/---
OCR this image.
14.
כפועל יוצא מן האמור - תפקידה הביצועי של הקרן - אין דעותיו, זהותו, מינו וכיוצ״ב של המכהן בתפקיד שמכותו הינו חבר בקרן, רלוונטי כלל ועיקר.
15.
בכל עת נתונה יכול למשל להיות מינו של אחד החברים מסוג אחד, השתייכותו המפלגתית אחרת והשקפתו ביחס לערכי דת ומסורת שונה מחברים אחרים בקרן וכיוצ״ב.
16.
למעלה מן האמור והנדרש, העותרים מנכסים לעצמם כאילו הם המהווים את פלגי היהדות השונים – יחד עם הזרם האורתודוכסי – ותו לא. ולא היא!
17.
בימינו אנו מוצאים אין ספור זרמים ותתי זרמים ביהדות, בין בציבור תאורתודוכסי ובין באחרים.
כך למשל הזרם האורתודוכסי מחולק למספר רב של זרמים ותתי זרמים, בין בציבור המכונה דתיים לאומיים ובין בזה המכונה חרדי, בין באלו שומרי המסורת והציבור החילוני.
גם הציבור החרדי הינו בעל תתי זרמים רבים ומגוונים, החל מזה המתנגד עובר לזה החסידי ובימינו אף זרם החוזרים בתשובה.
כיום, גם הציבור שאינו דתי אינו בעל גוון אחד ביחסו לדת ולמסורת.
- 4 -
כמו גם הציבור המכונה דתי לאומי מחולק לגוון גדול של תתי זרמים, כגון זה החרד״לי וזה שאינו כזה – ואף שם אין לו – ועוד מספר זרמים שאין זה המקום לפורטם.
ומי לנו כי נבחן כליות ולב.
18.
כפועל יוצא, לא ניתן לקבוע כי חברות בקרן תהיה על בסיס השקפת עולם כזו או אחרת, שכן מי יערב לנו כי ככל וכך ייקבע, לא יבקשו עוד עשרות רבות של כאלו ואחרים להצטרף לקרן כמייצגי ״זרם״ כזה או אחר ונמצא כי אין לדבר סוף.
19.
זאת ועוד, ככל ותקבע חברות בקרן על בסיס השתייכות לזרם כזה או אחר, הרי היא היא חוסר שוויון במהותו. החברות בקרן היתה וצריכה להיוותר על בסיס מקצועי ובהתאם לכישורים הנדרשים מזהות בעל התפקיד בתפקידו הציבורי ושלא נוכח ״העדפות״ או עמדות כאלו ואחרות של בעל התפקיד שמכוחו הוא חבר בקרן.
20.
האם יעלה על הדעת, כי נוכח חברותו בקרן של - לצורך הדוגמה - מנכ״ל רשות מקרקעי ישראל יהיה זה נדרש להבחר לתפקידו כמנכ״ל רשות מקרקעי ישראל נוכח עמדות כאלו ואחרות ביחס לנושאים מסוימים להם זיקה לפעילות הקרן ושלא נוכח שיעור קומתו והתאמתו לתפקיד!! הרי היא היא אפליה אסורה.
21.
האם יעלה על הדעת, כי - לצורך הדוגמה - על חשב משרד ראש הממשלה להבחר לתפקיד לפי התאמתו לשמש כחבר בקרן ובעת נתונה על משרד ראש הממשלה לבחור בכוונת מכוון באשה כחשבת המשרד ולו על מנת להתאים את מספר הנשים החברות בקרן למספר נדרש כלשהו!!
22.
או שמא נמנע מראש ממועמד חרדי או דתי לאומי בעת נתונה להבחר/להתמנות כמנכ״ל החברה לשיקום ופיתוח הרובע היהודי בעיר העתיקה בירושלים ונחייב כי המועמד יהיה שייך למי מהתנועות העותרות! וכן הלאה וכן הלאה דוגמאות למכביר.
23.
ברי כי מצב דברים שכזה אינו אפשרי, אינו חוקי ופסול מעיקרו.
\---
Extract all of the data above without altering anything.

OCR this image.
14.
כפועל יוצא מן האמור - תפקידה הביצועי של הקרן - אין דעותיו, זהותו, מינו וכיוצ״ב של המכהן בתפקיד שמכותו הינו חבר בקרן, רלוונטי כלל ועיקר.
15.
בכל עת נתונה יכול למשל להיות מינו של אחד החברים מסוג אחד, השתייכותו המפלגתית אחרת והשקפתו ביחס לערכי דת ומסורת שונה מחברים אחרים בקרן וכיוצ״ב.
16.
למעלה מן האמור והנדרש, העותרים מנכסים לעצמם כאילו הם המהווים את פלגי היהדות השונים – יחד עם הזרם האורתודוכסי – ותו לא. ולא היא!
17.
בימינו אנו מוצאים אין ספור זרמים ותתי זרמים ביהדות, בין בציבור תאורתודוכסי ובין באחרים.
כך למשל הזרם האורתודוכסי מחולק למספר רב של זרמים ותתי זרמים, בין בציבור המכונה דתיים לאומיים ובין בזה המכונה חרדי, בין באלו שומרי המסורת והציבור החילוני.
גם הציבור החרדי הינו בעל תתי זרמים רבים ומגוונים, החל מזה המתנגד עובר לזה החסידי ובימינו אף זרם החוזרים בתשובה.
כיום, גם הציבור שאינו דתי אינו בעל גוון אחד ביחסו לדת ולמסורת.
- 4 -
כמו גם הציבור המכונה דתי לאומי מחולק לגוון גדול של תתי זרמים, כגון זה החרד״לי וזה שאינו כזה – ואף שם אין לו – ועוד מספר זרמים שאין זה המקום לפורטם.
ומי לנו כי נבחן כליות ולב.
18.
כפועל יוצא, לא ניתן לקבוע כי חברות בקרן תהיה על בסיס השקפת עולם כזו או אחרת, שכן מי יערב לנו כי ככל וכך ייקבע, לא יבקשו עוד עשרות רבות של כאלו ואחרים להצטרף לקרן כמייצגי ״זרם״ כזה או אחר ונמצא כי אין לדבר סוף.
19.
זאת ועוד, ככל ותקבע חברות בקרן על בסיס השתייכות לזרם כזה או אחר, הרי היא היא חוסר שוויון במהותו. החברות בקרן היתה וצריכה להיוותר על בסיס מקצועי ובהתאם לכישורים הנדרשים מזהות בעל התפקיד בתפקידו הציבורי ושלא נוכח ״העדפות״ או עמדות כאלו ואחרות של בעל התפקיד שמכוחו הוא חבר בקרן.
20.
האם יעלה על הדעת, כי נוכח חברותו בקרן של - לצורך הדוגמה - מנכ״ל רשות מקרקעי ישראל יהיה זה נדרש להבחר לתפקידו כמנכ״ל רשות מקרקעי ישראל נוכח עמדות כאלו ואחרות ביחס לנושאים מסוימים להם זיקה לפעילות הקרן ושלא נוכח שיעור קומתו והתאמתו לתפקיד!! הרי היא היא אפליה אסורה.
21.
האם יעלה על הדעת, כי - לצורך הדוגמה - על חשב משרד ראש הממשלה להבחר לתפקיד לפי התאמתו לשמש כחבר בקרן ובעת נתונה על משרד ראש הממשלה לבחור בכוונת מכוון באשה כחשבת המשרד ולו על מנת להתאים את מספר הנשים החברות בקרן למספר נדרש כלשהו!!
22.
או שמא נמנע מראש ממועמד חרדי או דתי לאומי בעת נתונה להבחר/להתמנות כמנכ״ל החברה לשיקום ופיתוח הרובע היהודי בעיר העתיקה בירושלים ונחייב כי המועמד יהיה שייך למי מהתנועות העותרות! וכן הלאה וכן הלאה דוגמאות למכביר.
23.
ברי כי מצב דברים שכזה אינו אפשרי, אינו חוקי ופסול מעיקרו.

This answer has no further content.